Aim of the task: Retype the whole listing, please, keeping every line exact and dropping the pictures.
======== Entries supplied
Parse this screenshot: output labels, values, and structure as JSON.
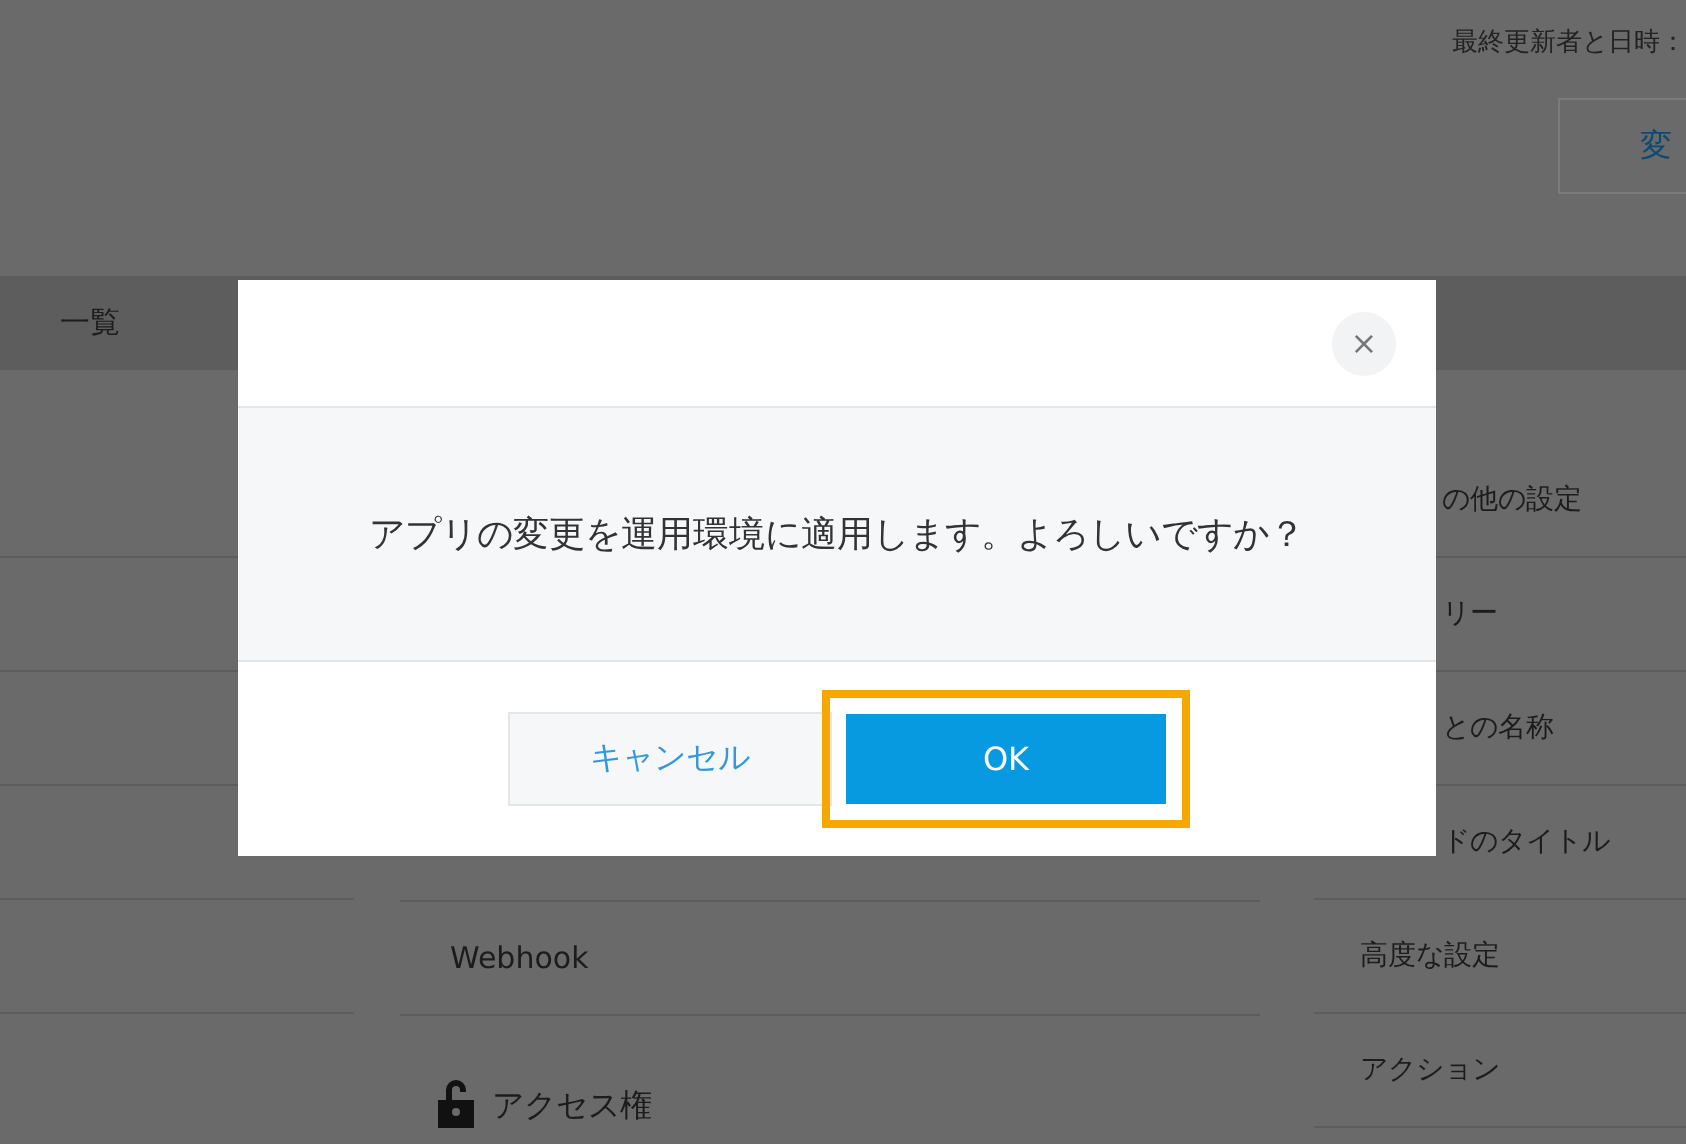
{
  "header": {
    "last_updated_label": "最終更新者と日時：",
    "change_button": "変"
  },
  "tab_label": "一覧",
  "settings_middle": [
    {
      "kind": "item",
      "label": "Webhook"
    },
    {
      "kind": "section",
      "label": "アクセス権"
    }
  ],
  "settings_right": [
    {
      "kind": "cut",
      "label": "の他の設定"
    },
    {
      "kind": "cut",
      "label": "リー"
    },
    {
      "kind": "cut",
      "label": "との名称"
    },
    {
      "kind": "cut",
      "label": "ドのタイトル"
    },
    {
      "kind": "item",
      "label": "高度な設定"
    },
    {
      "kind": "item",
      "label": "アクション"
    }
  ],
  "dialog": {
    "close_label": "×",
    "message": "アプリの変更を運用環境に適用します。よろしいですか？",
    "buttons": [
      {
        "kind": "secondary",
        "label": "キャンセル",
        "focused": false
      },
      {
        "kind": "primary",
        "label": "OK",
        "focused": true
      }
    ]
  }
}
================
Result for this exercise:
Parse this screenshot: output labels, values, and structure as JSON.
{
  "header": {
    "last_updated_label": "最終更新者と日時：",
    "change_button": "変"
  },
  "tab_label": "一覧",
  "settings_middle": [
    {
      "kind": "item",
      "label": "Webhook"
    },
    {
      "kind": "section",
      "label": "アクセス権"
    }
  ],
  "settings_right": [
    {
      "kind": "cut",
      "label": "の他の設定"
    },
    {
      "kind": "cut",
      "label": "リー"
    },
    {
      "kind": "cut",
      "label": "との名称"
    },
    {
      "kind": "cut",
      "label": "ドのタイトル"
    },
    {
      "kind": "item",
      "label": "高度な設定"
    },
    {
      "kind": "item",
      "label": "アクション"
    }
  ],
  "dialog": {
    "close_label": "×",
    "message": "アプリの変更を運用環境に適用します。よろしいですか？",
    "buttons": [
      {
        "kind": "secondary",
        "label": "キャンセル",
        "focused": false
      },
      {
        "kind": "primary",
        "label": "OK",
        "focused": true
      }
    ]
  }
}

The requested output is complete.